Copy each line below that contains "KOSOVËS".

++++ Records provided

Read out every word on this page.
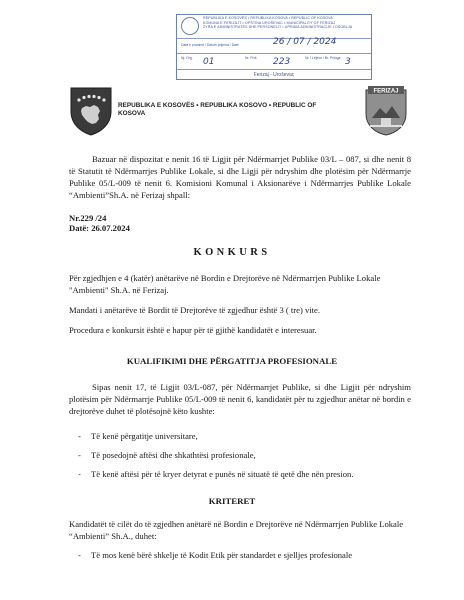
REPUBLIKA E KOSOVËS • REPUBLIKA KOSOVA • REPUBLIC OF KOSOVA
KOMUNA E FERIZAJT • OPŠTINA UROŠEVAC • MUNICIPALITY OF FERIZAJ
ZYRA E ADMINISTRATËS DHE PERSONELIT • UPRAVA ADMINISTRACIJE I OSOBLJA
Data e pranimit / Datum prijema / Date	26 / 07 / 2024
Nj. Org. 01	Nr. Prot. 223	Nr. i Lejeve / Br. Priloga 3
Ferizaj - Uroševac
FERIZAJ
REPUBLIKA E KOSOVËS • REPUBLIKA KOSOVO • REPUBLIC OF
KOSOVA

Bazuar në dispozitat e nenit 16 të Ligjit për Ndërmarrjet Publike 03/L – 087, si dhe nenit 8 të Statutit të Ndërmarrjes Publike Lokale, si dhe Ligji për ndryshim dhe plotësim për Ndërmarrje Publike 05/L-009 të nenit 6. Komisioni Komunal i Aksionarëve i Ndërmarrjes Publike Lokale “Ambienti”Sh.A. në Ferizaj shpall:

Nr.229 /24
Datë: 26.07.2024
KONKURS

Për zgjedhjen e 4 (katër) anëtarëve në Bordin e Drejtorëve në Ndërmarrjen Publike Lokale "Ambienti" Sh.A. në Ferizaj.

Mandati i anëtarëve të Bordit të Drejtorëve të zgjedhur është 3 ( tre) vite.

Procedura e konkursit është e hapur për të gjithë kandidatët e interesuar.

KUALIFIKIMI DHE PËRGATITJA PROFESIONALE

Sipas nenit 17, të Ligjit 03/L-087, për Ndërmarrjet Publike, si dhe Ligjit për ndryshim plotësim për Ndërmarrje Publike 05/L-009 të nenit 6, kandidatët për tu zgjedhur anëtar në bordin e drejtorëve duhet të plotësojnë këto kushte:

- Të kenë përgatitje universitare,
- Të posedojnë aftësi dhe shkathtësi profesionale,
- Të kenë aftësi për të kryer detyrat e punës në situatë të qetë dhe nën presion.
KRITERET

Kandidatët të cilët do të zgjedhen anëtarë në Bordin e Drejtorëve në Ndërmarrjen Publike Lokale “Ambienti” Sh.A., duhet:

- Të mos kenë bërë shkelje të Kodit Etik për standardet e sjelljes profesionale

++++++++
++++ Records provided

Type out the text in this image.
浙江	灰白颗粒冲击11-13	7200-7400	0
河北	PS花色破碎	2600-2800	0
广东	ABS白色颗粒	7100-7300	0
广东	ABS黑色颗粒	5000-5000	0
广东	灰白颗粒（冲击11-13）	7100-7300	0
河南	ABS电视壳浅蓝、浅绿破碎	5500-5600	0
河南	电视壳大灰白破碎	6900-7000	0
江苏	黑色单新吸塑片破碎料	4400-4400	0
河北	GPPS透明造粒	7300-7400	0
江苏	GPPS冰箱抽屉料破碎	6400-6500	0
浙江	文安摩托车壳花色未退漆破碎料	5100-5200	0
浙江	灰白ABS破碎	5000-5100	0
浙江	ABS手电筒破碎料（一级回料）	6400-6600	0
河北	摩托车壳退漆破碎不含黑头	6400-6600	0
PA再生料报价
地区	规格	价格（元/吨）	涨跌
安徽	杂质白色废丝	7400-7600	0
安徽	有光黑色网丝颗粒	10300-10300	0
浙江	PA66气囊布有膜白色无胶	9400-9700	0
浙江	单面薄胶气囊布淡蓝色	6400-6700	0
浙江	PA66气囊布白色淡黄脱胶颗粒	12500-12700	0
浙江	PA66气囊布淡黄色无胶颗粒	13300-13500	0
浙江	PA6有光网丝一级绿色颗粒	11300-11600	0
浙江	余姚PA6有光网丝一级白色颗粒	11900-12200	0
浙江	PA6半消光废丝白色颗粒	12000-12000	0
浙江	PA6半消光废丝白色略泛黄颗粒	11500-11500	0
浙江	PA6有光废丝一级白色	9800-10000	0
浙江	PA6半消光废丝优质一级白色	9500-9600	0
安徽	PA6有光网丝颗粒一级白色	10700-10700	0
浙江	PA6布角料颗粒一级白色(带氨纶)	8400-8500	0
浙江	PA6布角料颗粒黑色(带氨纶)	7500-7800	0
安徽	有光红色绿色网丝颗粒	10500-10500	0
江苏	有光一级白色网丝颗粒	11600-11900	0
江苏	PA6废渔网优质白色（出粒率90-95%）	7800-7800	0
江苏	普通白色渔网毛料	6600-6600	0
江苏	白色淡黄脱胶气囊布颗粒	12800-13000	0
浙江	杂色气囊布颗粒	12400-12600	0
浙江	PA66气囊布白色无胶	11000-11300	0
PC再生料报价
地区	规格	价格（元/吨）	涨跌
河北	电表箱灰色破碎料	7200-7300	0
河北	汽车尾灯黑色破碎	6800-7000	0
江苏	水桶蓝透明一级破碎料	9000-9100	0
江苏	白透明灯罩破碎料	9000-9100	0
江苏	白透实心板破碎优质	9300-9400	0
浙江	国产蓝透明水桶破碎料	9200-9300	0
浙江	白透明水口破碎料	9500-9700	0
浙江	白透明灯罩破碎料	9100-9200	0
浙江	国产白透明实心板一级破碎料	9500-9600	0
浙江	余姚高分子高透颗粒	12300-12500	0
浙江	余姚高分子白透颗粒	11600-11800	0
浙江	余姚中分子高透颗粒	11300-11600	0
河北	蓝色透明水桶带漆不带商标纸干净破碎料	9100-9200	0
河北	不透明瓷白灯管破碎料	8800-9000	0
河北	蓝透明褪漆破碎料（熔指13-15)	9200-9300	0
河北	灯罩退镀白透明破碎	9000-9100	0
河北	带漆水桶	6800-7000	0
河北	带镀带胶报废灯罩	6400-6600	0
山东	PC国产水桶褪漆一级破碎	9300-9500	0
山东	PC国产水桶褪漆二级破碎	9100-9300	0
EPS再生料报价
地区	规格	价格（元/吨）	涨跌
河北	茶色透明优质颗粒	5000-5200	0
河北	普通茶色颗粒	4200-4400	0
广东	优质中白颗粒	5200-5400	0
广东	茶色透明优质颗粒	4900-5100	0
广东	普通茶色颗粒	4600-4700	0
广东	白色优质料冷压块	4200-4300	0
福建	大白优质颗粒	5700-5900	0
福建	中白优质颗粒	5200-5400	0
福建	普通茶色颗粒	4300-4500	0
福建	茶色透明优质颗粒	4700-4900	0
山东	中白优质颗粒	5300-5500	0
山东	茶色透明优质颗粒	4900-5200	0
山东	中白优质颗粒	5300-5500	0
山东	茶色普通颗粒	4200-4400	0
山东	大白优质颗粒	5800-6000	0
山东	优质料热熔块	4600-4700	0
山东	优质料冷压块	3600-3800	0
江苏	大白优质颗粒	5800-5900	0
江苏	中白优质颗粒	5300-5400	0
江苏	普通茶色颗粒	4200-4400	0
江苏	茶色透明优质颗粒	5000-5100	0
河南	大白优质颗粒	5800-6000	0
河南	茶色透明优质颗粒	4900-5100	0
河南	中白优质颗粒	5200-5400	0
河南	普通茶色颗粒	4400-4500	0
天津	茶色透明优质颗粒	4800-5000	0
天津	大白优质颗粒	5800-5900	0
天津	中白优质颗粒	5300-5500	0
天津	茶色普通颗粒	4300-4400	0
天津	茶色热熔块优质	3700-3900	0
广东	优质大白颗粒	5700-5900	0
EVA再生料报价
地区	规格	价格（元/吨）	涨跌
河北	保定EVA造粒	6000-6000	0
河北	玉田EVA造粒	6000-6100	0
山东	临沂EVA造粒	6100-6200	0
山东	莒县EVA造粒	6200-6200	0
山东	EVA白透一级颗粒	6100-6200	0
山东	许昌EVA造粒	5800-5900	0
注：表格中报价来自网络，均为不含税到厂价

++++++++
++++ Records provided

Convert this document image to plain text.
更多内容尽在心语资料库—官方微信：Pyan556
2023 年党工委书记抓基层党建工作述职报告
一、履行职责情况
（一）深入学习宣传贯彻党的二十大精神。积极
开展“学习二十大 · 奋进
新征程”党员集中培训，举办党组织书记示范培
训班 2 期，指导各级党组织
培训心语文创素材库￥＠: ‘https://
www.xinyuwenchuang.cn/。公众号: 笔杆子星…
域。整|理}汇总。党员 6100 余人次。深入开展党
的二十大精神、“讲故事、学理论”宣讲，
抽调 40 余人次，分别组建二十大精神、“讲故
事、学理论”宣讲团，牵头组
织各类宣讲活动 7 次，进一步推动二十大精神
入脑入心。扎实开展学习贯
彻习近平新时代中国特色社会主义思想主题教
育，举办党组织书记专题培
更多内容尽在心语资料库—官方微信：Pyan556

++++++++

# Expected output
REPUBLIKA E KOSOVËS • REPUBLIKA KOSOVA • REPUBLIC OF KOSOVA
REPUBLIKA E KOSOVËS • REPUBLIKA KOSOVO • REPUBLIC OF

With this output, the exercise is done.